# EXERCISE BRIEF
From the listing below, return each line that includes "設計上のご注意".

[Begin]

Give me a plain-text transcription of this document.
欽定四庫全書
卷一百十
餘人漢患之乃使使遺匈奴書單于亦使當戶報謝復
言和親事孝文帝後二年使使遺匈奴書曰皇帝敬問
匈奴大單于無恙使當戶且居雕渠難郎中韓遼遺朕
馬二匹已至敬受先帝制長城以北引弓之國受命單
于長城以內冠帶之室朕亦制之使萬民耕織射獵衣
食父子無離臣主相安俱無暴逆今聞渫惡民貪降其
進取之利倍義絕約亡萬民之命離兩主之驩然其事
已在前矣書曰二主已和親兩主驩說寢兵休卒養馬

[End]
[Begin]

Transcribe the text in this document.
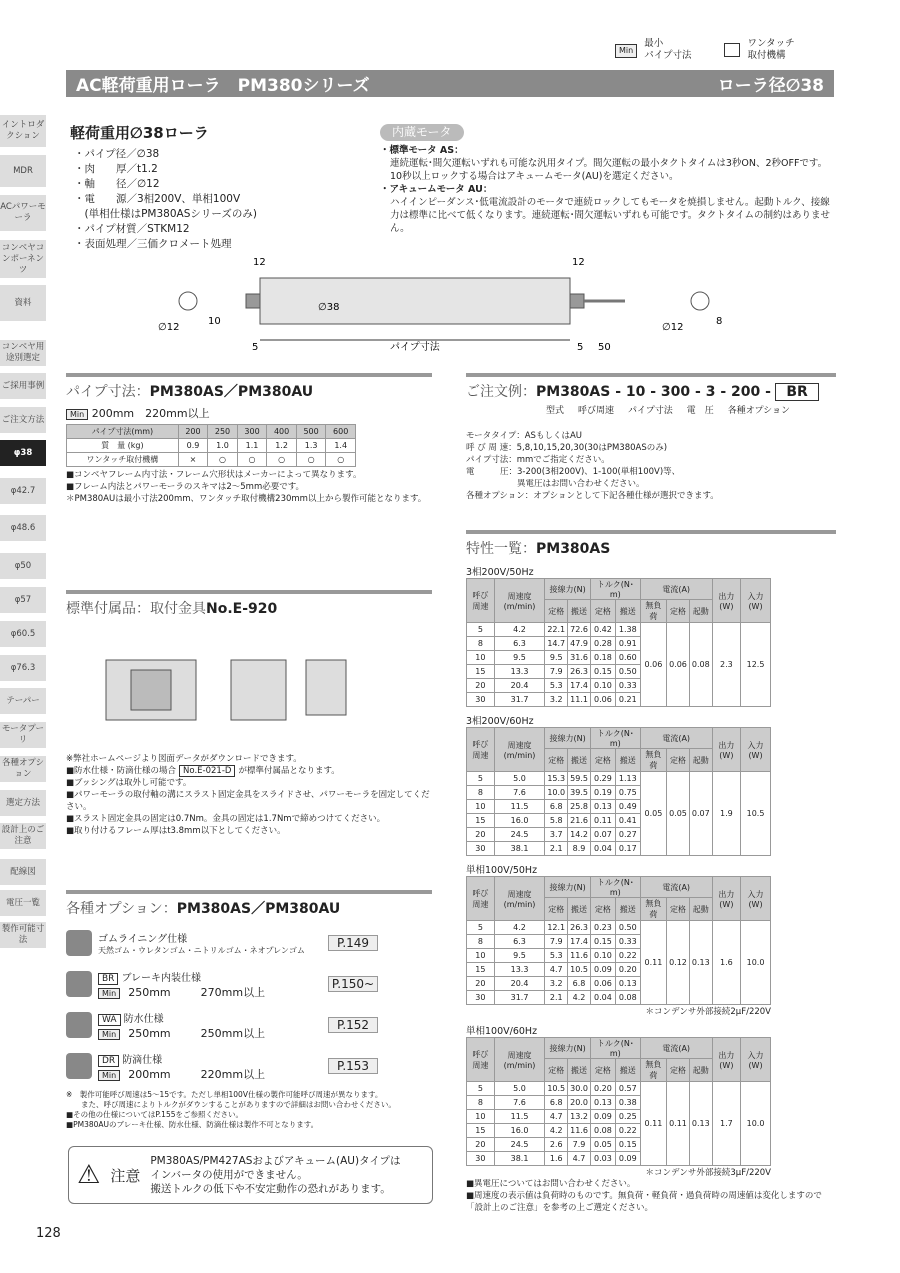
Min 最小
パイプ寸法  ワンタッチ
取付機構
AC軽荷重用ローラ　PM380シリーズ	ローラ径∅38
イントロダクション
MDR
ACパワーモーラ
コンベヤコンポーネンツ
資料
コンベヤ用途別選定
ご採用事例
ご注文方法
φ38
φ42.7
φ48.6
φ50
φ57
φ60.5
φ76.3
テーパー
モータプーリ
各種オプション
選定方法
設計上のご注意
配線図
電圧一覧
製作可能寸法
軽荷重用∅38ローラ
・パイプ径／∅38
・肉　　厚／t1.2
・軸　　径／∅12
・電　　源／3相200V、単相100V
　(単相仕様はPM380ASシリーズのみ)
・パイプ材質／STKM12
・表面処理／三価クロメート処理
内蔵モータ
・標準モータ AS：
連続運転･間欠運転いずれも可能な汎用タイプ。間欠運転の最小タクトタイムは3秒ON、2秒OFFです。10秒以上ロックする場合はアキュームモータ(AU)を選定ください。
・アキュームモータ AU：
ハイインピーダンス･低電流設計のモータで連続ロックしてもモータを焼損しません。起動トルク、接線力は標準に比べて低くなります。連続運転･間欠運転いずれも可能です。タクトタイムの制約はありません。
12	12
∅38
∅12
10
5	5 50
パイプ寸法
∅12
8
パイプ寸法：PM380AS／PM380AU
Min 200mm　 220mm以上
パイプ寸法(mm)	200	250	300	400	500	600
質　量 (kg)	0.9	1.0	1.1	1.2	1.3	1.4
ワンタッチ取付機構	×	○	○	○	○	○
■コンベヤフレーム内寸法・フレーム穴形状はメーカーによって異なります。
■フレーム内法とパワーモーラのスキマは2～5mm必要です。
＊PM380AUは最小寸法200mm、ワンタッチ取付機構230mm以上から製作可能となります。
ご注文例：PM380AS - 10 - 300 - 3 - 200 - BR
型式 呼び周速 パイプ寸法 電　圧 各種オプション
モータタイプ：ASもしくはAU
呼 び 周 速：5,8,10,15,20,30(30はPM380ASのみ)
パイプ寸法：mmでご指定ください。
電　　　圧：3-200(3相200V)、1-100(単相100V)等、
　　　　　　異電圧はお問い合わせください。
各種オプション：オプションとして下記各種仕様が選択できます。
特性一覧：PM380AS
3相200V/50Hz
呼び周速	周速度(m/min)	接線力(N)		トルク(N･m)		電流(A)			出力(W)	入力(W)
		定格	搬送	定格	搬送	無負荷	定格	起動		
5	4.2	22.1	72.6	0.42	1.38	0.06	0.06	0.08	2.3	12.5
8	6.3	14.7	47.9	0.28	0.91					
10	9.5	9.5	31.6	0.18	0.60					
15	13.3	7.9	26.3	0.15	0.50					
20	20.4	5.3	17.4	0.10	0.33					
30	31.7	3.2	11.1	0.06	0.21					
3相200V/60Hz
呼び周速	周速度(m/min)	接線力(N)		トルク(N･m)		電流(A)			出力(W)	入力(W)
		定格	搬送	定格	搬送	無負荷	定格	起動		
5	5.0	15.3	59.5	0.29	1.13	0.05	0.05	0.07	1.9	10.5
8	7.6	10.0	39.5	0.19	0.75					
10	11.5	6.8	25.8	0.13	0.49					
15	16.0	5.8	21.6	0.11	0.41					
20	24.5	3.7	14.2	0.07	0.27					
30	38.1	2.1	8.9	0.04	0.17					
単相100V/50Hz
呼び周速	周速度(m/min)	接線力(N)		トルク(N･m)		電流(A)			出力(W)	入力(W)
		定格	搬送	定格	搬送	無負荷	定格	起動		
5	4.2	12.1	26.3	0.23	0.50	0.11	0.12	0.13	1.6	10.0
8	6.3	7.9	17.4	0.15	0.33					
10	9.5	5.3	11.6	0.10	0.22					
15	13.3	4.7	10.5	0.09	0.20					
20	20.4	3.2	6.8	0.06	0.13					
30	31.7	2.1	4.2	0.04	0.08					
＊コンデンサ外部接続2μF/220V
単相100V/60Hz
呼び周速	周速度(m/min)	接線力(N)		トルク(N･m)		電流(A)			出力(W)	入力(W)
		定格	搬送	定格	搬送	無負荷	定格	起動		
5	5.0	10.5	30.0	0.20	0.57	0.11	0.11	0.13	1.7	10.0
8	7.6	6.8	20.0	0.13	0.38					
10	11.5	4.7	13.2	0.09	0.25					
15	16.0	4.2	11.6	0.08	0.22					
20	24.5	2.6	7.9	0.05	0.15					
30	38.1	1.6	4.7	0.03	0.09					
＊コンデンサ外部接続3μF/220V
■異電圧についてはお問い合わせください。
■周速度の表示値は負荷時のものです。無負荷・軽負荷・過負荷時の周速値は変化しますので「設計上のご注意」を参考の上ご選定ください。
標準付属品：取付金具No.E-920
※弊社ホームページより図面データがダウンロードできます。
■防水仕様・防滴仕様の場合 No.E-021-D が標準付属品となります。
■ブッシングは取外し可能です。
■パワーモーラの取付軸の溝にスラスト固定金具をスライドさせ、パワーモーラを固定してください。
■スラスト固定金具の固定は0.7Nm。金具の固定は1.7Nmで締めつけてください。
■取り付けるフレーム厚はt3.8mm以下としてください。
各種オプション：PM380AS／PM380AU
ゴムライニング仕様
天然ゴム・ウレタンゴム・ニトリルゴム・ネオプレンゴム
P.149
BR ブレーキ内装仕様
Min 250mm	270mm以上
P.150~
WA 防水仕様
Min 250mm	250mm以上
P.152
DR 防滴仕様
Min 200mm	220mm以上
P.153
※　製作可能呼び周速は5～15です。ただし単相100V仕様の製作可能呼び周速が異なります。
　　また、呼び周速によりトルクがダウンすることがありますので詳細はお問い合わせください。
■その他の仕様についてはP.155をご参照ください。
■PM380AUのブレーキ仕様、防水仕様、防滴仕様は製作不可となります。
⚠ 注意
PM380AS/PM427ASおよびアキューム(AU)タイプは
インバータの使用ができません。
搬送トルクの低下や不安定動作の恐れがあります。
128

[End]
[Begin]

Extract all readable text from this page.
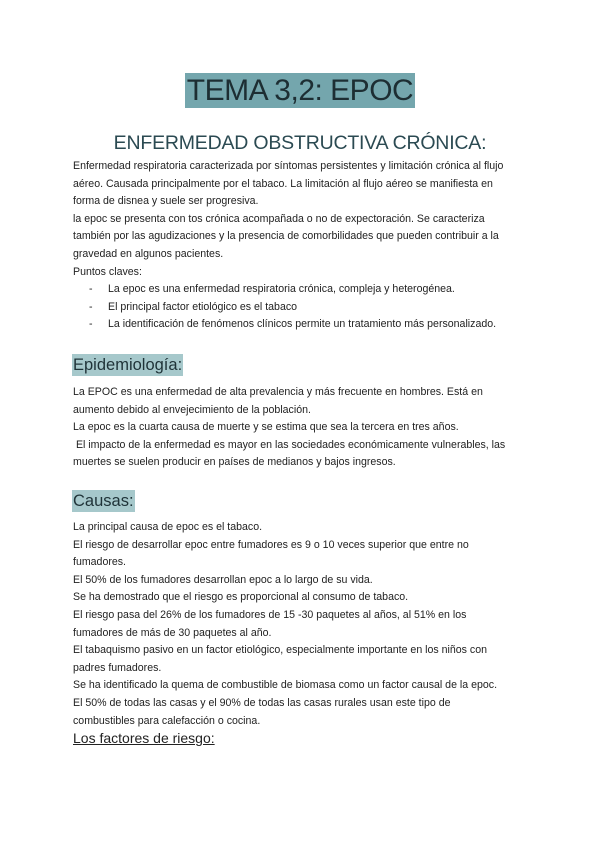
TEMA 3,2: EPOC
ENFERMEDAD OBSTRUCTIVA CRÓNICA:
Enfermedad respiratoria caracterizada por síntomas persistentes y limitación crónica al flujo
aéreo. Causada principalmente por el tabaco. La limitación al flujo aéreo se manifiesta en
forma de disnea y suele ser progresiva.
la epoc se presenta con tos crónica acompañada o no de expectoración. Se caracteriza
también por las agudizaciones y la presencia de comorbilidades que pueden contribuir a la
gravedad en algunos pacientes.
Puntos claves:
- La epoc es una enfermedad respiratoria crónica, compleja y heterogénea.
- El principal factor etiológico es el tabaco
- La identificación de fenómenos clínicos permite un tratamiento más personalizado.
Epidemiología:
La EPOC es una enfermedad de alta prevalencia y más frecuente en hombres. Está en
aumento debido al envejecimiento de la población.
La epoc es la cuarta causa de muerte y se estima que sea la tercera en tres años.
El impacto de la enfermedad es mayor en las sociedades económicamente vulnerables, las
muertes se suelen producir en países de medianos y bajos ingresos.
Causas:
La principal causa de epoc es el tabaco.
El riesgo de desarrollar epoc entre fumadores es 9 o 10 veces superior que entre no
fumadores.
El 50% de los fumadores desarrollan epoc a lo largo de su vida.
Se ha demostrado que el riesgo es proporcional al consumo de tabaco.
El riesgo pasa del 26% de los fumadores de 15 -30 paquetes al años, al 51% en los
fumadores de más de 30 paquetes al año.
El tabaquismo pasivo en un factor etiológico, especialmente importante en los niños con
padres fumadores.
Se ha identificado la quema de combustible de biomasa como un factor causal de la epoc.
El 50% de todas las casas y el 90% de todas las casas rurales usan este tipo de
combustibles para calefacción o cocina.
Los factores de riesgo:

[End]

# FINISHED EXERCISE
設計上のご注意
■周速度の表示値は負荷時のものです。無負荷・軽負荷・過負荷時の周速値は変化しますので「設計上のご注意」を参考の上ご選定ください。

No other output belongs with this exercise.